TEXT SEGMENT =
::::

It may well be that after all these years journalists have finally learned how to ask Paul McCartney interesting questions. After the excellent interviews in Esquire (2015) and GQ (2018) the current September edition of that latter publication has another superb piece, ostensibly to promote the reissued super-deluxe edition of 'Flaming Pie', though it barely gets a passing mention. Instead, a relaxed Paul seems happy to talk about a vast range of subjects (anything you like)*
As always, the most interesting bits for me are when he discusses those 'early days' 'in Liverpool', to name just two McCartney songs or, as I call them the 'Tune In' days, to name just one Mark Lewisohn book.
While his memories of Beatlemania can sometimes appear a bit blurry around the edges, unsurprising when you consider how much they did in such a relatively short period, and the anecdotes can sound tired through the constant retelling+, when he's asked about the more carefree, pre-fame days a light switch seems to flick on and he's right back there.
I've said this before, somebody really needs to sit down with him and get all of the pre-fame stuff written down instead of asking him about the Beatles again. Likewise Ringo who has said in interviews that he's occasionally asked to do an autobiography but refuses because the publishers really only want to know about those seven years. He's said the really interesting stuff is the pre-fab days. I agree. There's so much fascinating material in 'Tune In' about Ringo's life up to the end of 1962 that it would almost make a stand-alone book. He's 80 years old now. I for one would love to read about the first 20 years of Ringo's life growing up in the Dingle. That said those years doing Thomas The Tank Engine were pretty special so I can understand the interest from publishers.
In my fantasy world I would drive Paul or Ringo around Liverpool stopping at various locations and get them to go into great detail about their memories of the place because sadly when they're gone they're gone. Of course, Paul is not averse to doing this to an extent, albeit on his own terms. He's often mentioned how he gives his passengers a guided tour whenever he's driving in the city. In fact he mentions it below in the new interview. It's a pipe dream I know and I suppose the closest we'll ever get to it is by watching "Carpool Karaoke" but for a moment just imagine driving him to Garston bottle works for example and saying "right, tell me about the night Allan Williams brought you all here to try and persuade Tommy Moore to rejoin the group." He's probably never been asked about that in 60 years.

::::

WORK TO DO =
**A.** Answer these from the post about Paul McCartney's interviews:
(i) Which magazine's current September edition carries the new interview?
(ii) How old is Ringo now?
(iii) What does Paul do for his passengers whenever he drives in Liverpool?
**B.** Based on the post about Paul McCartney's interviews, is each statement true? Answer yes or no and quote the words that settle it.
(i) The new interview is supposed to promote a reissued edition of 'Flaming Pie'.
(ii) Ringo has agreed to write an autobiography.
(iii) The Esquire interview came out in 2018.
**C.** Go on with the post about Paul McCartney's interviews, picking up after its last sentence.
The rows are separate material and are not part of the post about Paul McCartney's interviews.

[Dataset rows]
::::

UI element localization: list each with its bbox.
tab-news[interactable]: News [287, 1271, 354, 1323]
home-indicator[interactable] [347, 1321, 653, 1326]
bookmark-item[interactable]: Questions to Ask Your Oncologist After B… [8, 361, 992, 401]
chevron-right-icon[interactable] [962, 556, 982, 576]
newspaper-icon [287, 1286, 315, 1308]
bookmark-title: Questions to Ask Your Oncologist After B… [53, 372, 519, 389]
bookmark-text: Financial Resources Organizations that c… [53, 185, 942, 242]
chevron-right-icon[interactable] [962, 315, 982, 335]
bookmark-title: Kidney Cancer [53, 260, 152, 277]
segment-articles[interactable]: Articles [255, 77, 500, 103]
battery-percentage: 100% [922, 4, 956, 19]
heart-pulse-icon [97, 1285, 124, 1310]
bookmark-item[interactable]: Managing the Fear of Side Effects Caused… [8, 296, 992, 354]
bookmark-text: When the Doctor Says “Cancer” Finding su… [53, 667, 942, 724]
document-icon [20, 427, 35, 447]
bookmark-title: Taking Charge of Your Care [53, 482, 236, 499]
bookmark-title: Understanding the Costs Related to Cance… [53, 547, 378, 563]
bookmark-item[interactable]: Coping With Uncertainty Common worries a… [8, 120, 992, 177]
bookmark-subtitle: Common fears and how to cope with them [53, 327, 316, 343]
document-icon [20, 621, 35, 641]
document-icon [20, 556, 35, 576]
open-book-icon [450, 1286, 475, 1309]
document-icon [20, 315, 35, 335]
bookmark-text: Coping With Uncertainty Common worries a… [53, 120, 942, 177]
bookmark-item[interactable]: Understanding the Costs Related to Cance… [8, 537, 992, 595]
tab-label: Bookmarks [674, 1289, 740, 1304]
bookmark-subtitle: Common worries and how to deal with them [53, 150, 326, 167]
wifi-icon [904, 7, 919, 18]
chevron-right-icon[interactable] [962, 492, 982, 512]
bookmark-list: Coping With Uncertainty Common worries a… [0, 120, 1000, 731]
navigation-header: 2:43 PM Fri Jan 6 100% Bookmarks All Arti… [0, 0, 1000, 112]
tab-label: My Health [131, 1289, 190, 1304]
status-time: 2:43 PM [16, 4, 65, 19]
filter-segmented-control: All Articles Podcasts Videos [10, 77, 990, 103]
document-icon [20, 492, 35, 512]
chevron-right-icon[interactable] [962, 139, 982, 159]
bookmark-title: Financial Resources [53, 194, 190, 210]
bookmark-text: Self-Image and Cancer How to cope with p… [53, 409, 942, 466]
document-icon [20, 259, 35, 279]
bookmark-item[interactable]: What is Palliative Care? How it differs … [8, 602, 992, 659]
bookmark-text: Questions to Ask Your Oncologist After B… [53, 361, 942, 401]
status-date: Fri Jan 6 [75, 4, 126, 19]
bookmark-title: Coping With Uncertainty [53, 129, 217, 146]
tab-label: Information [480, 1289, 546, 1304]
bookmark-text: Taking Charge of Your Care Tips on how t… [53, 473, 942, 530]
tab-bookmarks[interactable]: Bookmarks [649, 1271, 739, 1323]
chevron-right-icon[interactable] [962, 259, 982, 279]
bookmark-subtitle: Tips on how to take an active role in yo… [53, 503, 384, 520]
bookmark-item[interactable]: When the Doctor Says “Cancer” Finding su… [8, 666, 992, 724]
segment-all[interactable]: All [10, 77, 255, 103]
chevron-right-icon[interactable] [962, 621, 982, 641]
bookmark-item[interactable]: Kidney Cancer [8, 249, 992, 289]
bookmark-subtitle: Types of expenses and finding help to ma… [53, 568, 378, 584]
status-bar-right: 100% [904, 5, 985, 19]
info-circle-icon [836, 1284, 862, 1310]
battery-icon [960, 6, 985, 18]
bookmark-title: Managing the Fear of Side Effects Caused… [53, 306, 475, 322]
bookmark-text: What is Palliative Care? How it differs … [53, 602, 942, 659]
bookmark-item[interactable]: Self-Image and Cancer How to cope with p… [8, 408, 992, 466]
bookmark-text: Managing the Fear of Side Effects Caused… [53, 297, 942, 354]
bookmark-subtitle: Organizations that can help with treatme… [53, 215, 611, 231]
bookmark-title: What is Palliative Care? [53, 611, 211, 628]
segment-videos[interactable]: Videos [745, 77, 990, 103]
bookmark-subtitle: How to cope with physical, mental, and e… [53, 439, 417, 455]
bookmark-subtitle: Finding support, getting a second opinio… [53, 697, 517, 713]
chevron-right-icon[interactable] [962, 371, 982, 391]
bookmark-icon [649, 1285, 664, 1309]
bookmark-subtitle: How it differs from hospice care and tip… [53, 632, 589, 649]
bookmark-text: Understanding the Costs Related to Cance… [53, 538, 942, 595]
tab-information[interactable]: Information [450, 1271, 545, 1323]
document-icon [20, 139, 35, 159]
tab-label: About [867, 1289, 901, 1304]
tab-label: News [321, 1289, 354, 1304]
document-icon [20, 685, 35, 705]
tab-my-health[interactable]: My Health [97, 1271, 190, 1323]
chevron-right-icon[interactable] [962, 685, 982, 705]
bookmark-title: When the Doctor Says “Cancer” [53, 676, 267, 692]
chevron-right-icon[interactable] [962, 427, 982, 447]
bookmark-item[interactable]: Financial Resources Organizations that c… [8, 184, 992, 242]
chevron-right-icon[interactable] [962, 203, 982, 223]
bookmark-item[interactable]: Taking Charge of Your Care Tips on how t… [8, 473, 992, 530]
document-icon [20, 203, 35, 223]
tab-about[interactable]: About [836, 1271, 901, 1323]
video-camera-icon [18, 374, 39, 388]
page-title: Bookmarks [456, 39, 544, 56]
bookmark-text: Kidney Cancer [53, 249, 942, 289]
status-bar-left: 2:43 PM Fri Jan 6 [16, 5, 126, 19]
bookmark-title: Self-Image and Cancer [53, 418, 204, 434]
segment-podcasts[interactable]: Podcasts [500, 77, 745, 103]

::::

ANSWER SET =
**A.**
(i) GQ
(ii) 80
(iii) He gives them a guided tour.

**B.**
(i) Yes: "ostensibly to promote the reissued super-deluxe edition of 'Flaming Pie'"
(ii) No: "he's occasionally asked to do an autobiography but refuses because the publishers really only want to know about those seven years"
(iii) No: "Esquire (2015)"

**C.**
Anyway a great interview (accompanied by some nice photos by Mary McCartney). Here's the bits about Liverpool which will be of interest to readers of this blog.
By Dylan Jones, 4 August 2020
What’s
the first thing you do when you go back to Liverpool?
Most
of the time I fly up. So I’ll get to Liverpool airport, the John Lennon
Airport, and I’ll have a car [waiting for me] and I’ll drive myself from
thereon. I’m normally with someone, one of my mates... One time was with Bono,
actually, and we drove together because we were both going to the same event at
Liverpool Arena.
I
like driving and I don’t want to be driven around Liverpool. And I know all the
routes, you know? Most of the time I’m driving to LIPA [Liverpool Institute For
Performing Arts, co-founded by McCartney in 1996] and on my way I pass all the
old haunts and it’s like a guided tour, with me as the tour guide. I’ll say,
“And this is where John’s mother, Julia, lived and we used to go round and
visit her. And this is the street here where I had my first girlfriend.”
So
it’s all that. “This is where I did this; this is where I took this girl
out...” I can remember lots of stuff. “This is where we did our first little
gig, at a place called The Wilson Hall, and then over here me and John used to
walk down this street with our guitars and then I would walk up there, to his
house, across the golf course.”
This is very interesting. Paul recalls his first little gig with the Quarry Men as being at the Wilson Hall. This ties in with Colin Hanton's memory that their first paid booking was Wilson Hall for Charlie McBain. It's been suggested elsewhere that Paul's first appearance was at the New Clubmoor Hall in Norris Green.
When Paul's thinking about Wilson Hall he's clearly just come out of Liverpool John Lennon Airport, driven past the old airport and the Matchworks on his left and is heading for Aigburth Road which will take him straight through to town. As he comes over the railway bridge he can see Woolton Carpets on his right, the site of Wilson Hall in the late 1950s.
So
I give the guided tour until I get into the city centre and I say, “This is a
little place where we used to play in the basement, a little illegal club run
by this Liverpool black guy called Lord Woodbine. That’s when it was just me,
John and George. I was drumming as we didn’t have a drummer at the time.” Just
millions and millions of memories all come flooding back.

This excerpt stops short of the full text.